##### TEXTO EXTRAÍDO #####

2022/02/02

Quem é dono das propriedades em realidade aumentada?

E se um desconhecido comprasse a vossa casa e a revendesse... mas num mundo virtual?

Quando a Google lançou o Street View, muitas pessoas não apreciaram de ver as suas casas (e rostos, no caso de terem sido apanhados pelos carros) expostos ao mundo, acabando por obrigar a Google a disponibilizar opções para as esconder (rostos e matrículas sendo escondidos automaticamente). Mas, com a iminente chegada de óculos de realidade aumentada para as massas, esse problema multiplica-se pelas inúmeras realidades alternativas que se forem criando.

Actualmente, jogos como o Upland já permitem que pessoas comprem e vendam propriedades "reais" mas em versão "virtual", com o jogo a usar como base o mundo real. Mas facilmente se pode imaginar como as coisas rapidamente podem ficar fora de controlo.

##### DADOS FORNECIDOS #####

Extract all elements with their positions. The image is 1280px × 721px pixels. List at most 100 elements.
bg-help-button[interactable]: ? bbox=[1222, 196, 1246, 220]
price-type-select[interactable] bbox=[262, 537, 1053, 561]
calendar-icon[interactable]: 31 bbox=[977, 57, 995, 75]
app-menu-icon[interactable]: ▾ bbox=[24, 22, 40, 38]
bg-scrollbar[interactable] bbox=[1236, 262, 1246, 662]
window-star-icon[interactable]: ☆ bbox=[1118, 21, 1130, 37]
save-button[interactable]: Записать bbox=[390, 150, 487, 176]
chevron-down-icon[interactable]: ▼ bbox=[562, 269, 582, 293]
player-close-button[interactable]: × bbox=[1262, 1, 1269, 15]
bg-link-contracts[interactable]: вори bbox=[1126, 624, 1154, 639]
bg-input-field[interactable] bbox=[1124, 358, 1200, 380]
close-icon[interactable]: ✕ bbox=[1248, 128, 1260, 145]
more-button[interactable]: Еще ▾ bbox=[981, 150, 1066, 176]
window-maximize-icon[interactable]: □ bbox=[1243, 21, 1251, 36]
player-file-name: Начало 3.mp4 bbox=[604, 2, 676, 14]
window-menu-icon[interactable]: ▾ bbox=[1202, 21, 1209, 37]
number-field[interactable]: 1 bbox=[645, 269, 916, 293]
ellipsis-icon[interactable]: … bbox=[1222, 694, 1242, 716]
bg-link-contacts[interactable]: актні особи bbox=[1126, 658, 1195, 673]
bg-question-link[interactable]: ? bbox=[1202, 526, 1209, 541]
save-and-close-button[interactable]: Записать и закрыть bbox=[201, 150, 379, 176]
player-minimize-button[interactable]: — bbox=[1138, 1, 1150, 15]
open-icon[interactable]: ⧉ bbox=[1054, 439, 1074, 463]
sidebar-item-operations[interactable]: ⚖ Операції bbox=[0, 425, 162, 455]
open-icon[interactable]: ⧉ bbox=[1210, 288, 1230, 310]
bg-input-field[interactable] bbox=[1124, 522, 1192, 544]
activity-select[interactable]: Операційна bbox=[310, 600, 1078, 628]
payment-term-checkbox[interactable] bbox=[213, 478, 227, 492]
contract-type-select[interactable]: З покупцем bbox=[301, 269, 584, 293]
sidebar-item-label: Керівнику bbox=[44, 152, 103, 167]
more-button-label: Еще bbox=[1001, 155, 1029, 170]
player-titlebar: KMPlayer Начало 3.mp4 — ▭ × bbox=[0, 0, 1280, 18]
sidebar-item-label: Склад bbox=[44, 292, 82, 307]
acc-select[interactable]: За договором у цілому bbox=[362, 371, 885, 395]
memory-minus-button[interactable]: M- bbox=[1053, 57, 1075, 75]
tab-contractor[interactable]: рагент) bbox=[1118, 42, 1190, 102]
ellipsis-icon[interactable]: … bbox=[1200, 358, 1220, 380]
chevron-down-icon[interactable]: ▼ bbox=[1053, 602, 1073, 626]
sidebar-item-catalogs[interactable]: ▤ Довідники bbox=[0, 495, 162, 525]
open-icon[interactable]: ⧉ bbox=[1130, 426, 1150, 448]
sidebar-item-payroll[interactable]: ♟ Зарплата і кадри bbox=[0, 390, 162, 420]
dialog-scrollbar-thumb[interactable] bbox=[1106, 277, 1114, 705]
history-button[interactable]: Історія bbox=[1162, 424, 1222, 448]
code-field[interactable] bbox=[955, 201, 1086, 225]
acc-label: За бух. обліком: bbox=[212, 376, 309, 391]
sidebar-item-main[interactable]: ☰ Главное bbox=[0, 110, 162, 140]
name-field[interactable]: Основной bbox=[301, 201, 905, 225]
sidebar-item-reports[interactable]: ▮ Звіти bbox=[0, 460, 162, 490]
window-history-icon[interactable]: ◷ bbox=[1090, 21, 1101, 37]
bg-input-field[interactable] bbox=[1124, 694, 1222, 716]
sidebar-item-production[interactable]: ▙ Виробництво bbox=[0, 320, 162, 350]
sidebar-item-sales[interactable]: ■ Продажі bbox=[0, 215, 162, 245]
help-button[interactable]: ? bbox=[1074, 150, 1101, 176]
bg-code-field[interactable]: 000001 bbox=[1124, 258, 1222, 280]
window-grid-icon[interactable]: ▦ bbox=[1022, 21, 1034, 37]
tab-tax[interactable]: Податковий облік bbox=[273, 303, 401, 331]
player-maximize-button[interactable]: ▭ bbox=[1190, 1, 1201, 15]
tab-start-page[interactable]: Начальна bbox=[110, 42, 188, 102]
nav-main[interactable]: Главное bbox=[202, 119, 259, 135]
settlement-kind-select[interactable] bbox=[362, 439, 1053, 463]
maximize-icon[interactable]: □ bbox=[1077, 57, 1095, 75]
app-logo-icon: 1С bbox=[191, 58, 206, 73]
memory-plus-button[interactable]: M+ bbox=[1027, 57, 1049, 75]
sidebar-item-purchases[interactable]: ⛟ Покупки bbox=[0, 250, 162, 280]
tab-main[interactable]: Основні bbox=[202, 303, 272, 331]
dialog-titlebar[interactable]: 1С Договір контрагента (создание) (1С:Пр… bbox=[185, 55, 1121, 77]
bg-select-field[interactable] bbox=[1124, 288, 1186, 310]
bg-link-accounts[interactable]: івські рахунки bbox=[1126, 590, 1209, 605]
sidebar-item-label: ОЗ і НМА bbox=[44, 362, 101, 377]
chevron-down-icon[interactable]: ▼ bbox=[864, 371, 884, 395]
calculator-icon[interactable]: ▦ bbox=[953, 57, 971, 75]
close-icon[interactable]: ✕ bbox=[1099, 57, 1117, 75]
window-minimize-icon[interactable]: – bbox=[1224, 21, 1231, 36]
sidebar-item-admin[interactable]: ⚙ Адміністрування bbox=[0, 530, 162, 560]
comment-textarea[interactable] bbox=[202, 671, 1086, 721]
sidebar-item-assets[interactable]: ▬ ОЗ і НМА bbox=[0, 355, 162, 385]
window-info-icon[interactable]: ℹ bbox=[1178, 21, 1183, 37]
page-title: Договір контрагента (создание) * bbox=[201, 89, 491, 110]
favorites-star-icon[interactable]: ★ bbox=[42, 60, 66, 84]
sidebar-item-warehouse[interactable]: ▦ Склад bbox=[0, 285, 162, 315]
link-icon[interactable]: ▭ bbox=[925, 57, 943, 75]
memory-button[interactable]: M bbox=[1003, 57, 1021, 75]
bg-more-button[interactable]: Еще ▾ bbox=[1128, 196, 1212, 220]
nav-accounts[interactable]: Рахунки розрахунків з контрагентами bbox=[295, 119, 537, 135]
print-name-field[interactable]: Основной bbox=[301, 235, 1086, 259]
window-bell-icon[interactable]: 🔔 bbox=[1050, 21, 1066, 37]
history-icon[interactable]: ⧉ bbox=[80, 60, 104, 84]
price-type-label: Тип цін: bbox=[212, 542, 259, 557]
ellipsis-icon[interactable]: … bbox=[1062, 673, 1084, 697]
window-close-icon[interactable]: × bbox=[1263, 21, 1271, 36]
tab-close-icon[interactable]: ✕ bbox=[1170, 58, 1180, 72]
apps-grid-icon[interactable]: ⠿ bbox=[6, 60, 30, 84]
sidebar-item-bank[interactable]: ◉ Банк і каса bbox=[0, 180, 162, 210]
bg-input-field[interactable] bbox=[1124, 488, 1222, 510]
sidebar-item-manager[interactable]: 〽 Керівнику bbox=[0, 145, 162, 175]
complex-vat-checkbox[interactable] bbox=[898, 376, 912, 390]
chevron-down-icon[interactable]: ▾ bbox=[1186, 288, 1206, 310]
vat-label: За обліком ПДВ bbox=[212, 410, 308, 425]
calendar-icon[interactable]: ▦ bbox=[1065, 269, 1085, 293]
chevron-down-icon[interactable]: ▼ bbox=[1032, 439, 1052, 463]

#####

:: INSTRUÇÕES DE TRABALHO ::
- a) Transcreva o trecho do texto sobre propriedades em realidade aumentada entre "Quem é dono" e "se forem criando.", inclusive.
- b) Diga se cada afirmação está de acordo com o texto sobre propriedades em realidade aumentada. Responda sim ou não e cite as palavras do texto que o decidem. (i) Jogos como o Upland permitem comprar e vender versões virtuais de propriedades reais. (ii) No Street View, os rostos e as matrículas são escondidos automaticamente. (iii) Os óculos de realidade aumentada já chegaram às massas.
- c) Dê seguimento ao texto sobre propriedades em realidade aumentada, escrevendo o que vem depois da última frase.
Os itens não têm relação com o texto sobre propriedades em realidade aumentada.

:: RESPOSTAS ÀS TAREFAS ::
- a)
Quem é dono das propriedades em realidade aumentada?

E se um desconhecido comprasse a vossa casa e a revendesse... mas num mundo virtual?

Quando a Google lançou o Street View, muitas pessoas não apreciaram de ver as suas casas (e rostos, no caso de terem sido apanhados pelos carros) expostos ao mundo, acabando por obrigar a Google a disponibilizar opções para as esconder (rostos e matrículas sendo escondidos automaticamente). Mas, com a iminente chegada de óculos de realidade aumentada para as massas, esse problema multiplica-se pelas inúmeras realidades alternativas que se forem criando.

- b) (i) Sim: «jogos como o Upland já permitem que pessoas comprem e vendam propriedades "reais" mas em versão "virtual"». (ii) Sim: «rostos e matrículas sendo escondidos automaticamente». (iii) Não: «com a iminente chegada de óculos de realidade aumentada para as massas».

- c)
No passado já assistimos a edições feitas no Google Maps, criando desenhos ou mensagens impróprias. Numa app de realidade aumentada, não seria difícil criar um graffiti digital obsceno colocado sobre um determinado local; que passaria totalmente despercebido a não ser às pessoas que usassem determinada app.

Numa app tradicional, seria uma questão de se exigir que o responsável pela app permitisse uma forma de remover esses conteúdos, tal como acontece no Google Maps; mas com a aposta nas plataformas descentralizadas e blockchain, isso é algo que no futuro poderá ficar fora do controlo de qualquer developer ou entidade. Veremos como as coisas correm, se um destes dias alguém anunciar que comprou a Casa Branca e a quer vender por alguns milhões de dólares... em versão virtual, claro.